**WRITTEN EXERCISE:** The listing below should be printed exactly, every line of it. Skip the pictures.

**Dataset items:**
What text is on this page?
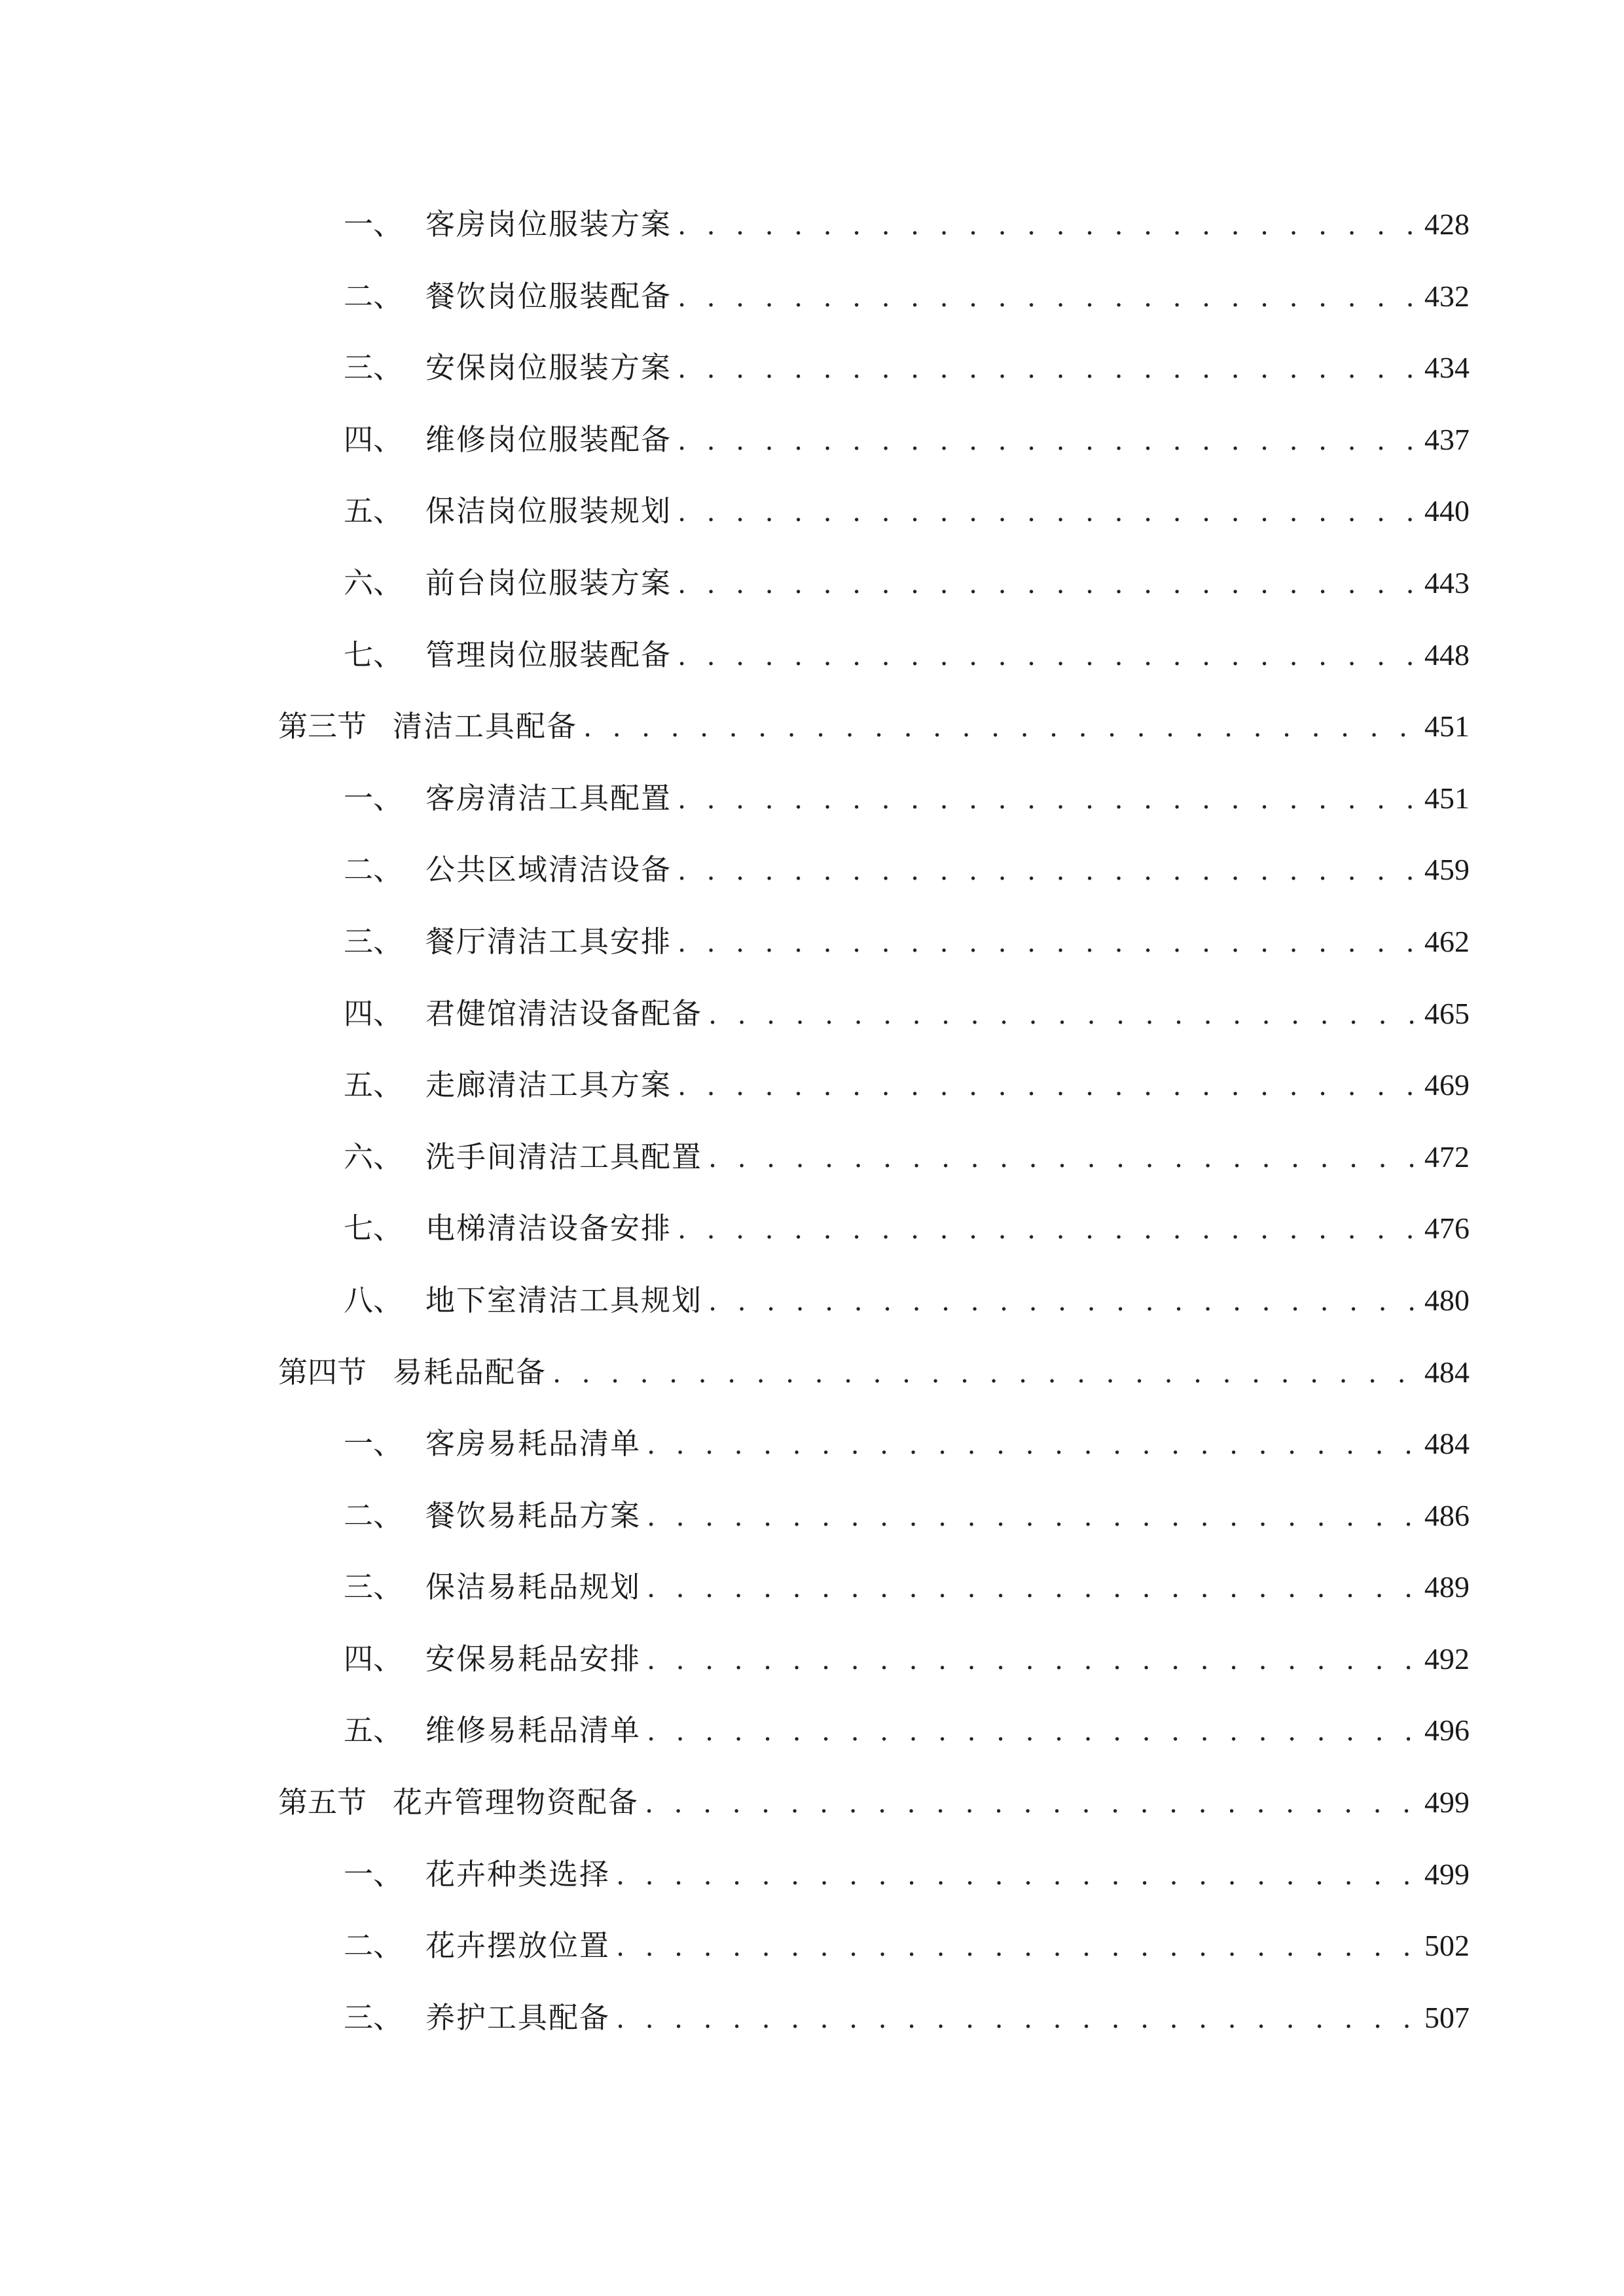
一、 客房岗位服装方案 . . .	428
二、 餐饮岗位服装配备 . . .	432
三、 安保岗位服装方案 . . .	434
四、 维修岗位服装配备 . . .	437
五、 保洁岗位服装规划 . . .	440
六、 前台岗位服装方案 . . .	443
七、 管理岗位服装配备 . . .	448
第三节 清洁工具配备 . . .	451
一、 客房清洁工具配置 . . .	451
二、 公共区域清洁设备 . . .	459
三、 餐厅清洁工具安排 . . .	462
四、 君健馆清洁设备配备 . . .	465
五、 走廊清洁工具方案 . . .	469
六、 洗手间清洁工具配置 . . .	472
七、 电梯清洁设备安排 . . .	476
八、 地下室清洁工具规划 . . .	480
第四节 易耗品配备 . . .	484
一、 客房易耗品清单 . . .	484
二、 餐饮易耗品方案 . . .	486
三、 保洁易耗品规划 . . .	489
四、 安保易耗品安排 . . .	492
五、 维修易耗品清单 . . .	496
第五节 花卉管理物资配备 . . .	499
一、 花卉种类选择 . . .	499
二、 花卉摆放位置 . . .	502
三、 养护工具配备 . . .	507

**TASK OUTPUT:**
What text is on this page?
一、 客房岗位服装方案 . . .	428
二、 餐饮岗位服装配备 . . .	432
三、 安保岗位服装方案 . . .	434
四、 维修岗位服装配备 . . .	437
五、 保洁岗位服装规划 . . .	440
六、 前台岗位服装方案 . . .	443
七、 管理岗位服装配备 . . .	448
第三节 清洁工具配备 . . .	451
一、 客房清洁工具配置 . . .	451
二、 公共区域清洁设备 . . .	459
三、 餐厅清洁工具安排 . . .	462
四、 君健馆清洁设备配备 . . .	465
五、 走廊清洁工具方案 . . .	469
六、 洗手间清洁工具配置 . . .	472
七、 电梯清洁设备安排 . . .	476
八、 地下室清洁工具规划 . . .	480
第四节 易耗品配备 . . .	484
一、 客房易耗品清单 . . .	484
二、 餐饮易耗品方案 . . .	486
三、 保洁易耗品规划 . . .	489
四、 安保易耗品安排 . . .	492
五、 维修易耗品清单 . . .	496
第五节 花卉管理物资配备 . . .	499
一、 花卉种类选择 . . .	499
二、 花卉摆放位置 . . .	502
三、 养护工具配备 . . .	507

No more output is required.